#### WHAT THE TASK ASKS
Type out all the records word for word. Any pictures are to be left out.

#### DATASET RECORDS

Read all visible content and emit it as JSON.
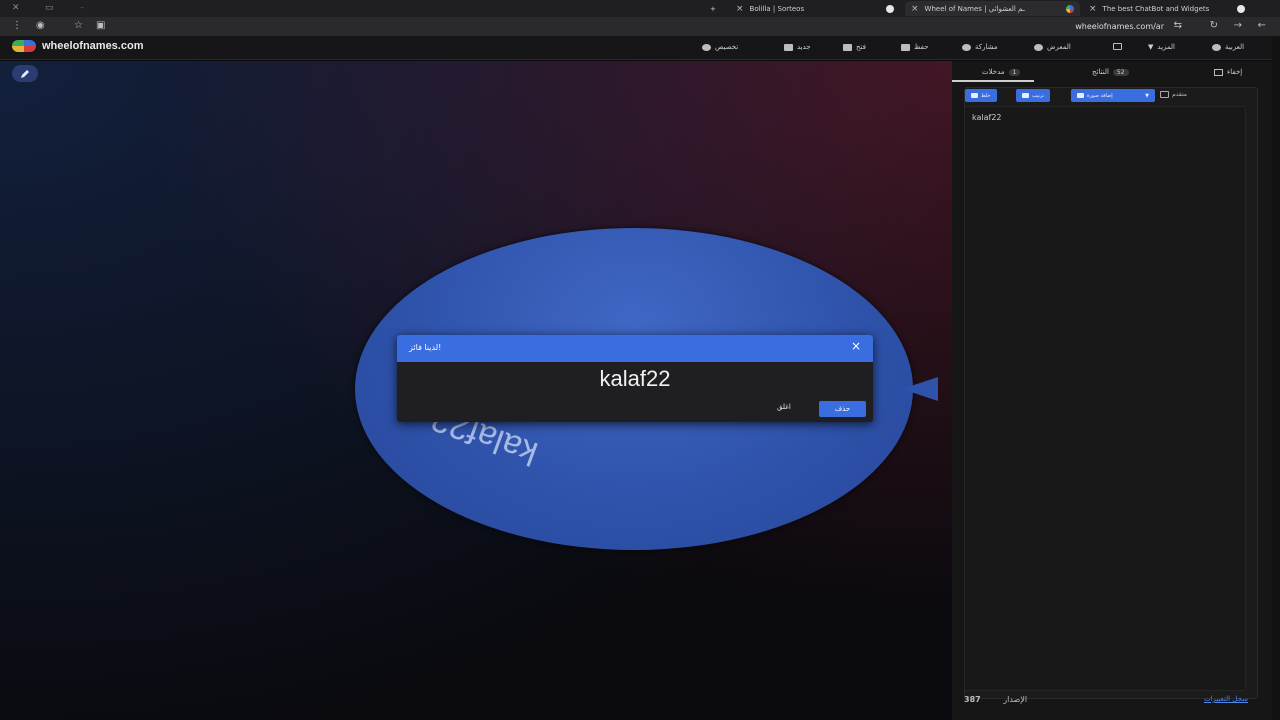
{
  "browser": {
    "tabs": [
      {
        "title": "Bolilla | Sorteos",
        "active": false
      },
      {
        "title": "Wheel of Names | ـم العشوائي",
        "active": true
      },
      {
        "title": "The best ChatBot and Widgets",
        "active": false
      }
    ],
    "new_tab": "+",
    "url": "wheelofnames.com/ar"
  },
  "site": {
    "logo_text": "wheelofnames.com",
    "menu": {
      "customize": "تخصيص",
      "new": "جديد",
      "open": "فتح",
      "save": "حفظ",
      "share": "مشاركة",
      "gallery": "المعرض",
      "more": "المزيد",
      "language": "العربية"
    }
  },
  "wheel": {
    "segment_label": "kalaf22",
    "color": "#2f53ab"
  },
  "dialog": {
    "title": "لدينا فائز!",
    "winner": "kalaf22",
    "close_label": "اغلق",
    "remove_label": "حذف"
  },
  "panel": {
    "hide_label": "إخفاء",
    "tab_entries": "مدخلات",
    "tab_entries_count": "1",
    "tab_results": "النتائج",
    "tab_results_count": "52",
    "toolbar": {
      "shuffle": "خلط",
      "sort": "ترتيب",
      "add_image": "إضافة صورة",
      "advanced": "متقدم"
    },
    "entries_text": "kalaf22",
    "version_label": "الإصدار",
    "version_number": "387",
    "changelog": "سجل التغييرات"
  },
  "colors": {
    "accent": "#3a6ee0",
    "panel_bg": "#161616"
  }
}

#### OUTPUT OF THE EXERCISE
Read all visible content and emit it as JSON.
{
  "browser": {
    "tabs": [
      {
        "title": "Bolilla | Sorteos",
        "active": false
      },
      {
        "title": "Wheel of Names | ـم العشوائي",
        "active": true
      },
      {
        "title": "The best ChatBot and Widgets",
        "active": false
      }
    ],
    "new_tab": "+",
    "url": "wheelofnames.com/ar"
  },
  "site": {
    "logo_text": "wheelofnames.com",
    "menu": {
      "customize": "تخصيص",
      "new": "جديد",
      "open": "فتح",
      "save": "حفظ",
      "share": "مشاركة",
      "gallery": "المعرض",
      "more": "المزيد",
      "language": "العربية"
    }
  },
  "wheel": {
    "segment_label": "kalaf22",
    "color": "#2f53ab"
  },
  "dialog": {
    "title": "لدينا فائز!",
    "winner": "kalaf22",
    "close_label": "اغلق",
    "remove_label": "حذف"
  },
  "panel": {
    "hide_label": "إخفاء",
    "tab_entries": "مدخلات",
    "tab_entries_count": "1",
    "tab_results": "النتائج",
    "tab_results_count": "52",
    "toolbar": {
      "shuffle": "خلط",
      "sort": "ترتيب",
      "add_image": "إضافة صورة",
      "advanced": "متقدم"
    },
    "entries_text": "kalaf22",
    "version_label": "الإصدار",
    "version_number": "387",
    "changelog": "سجل التغييرات"
  },
  "colors": {
    "accent": "#3a6ee0",
    "panel_bg": "#161616"
  }
}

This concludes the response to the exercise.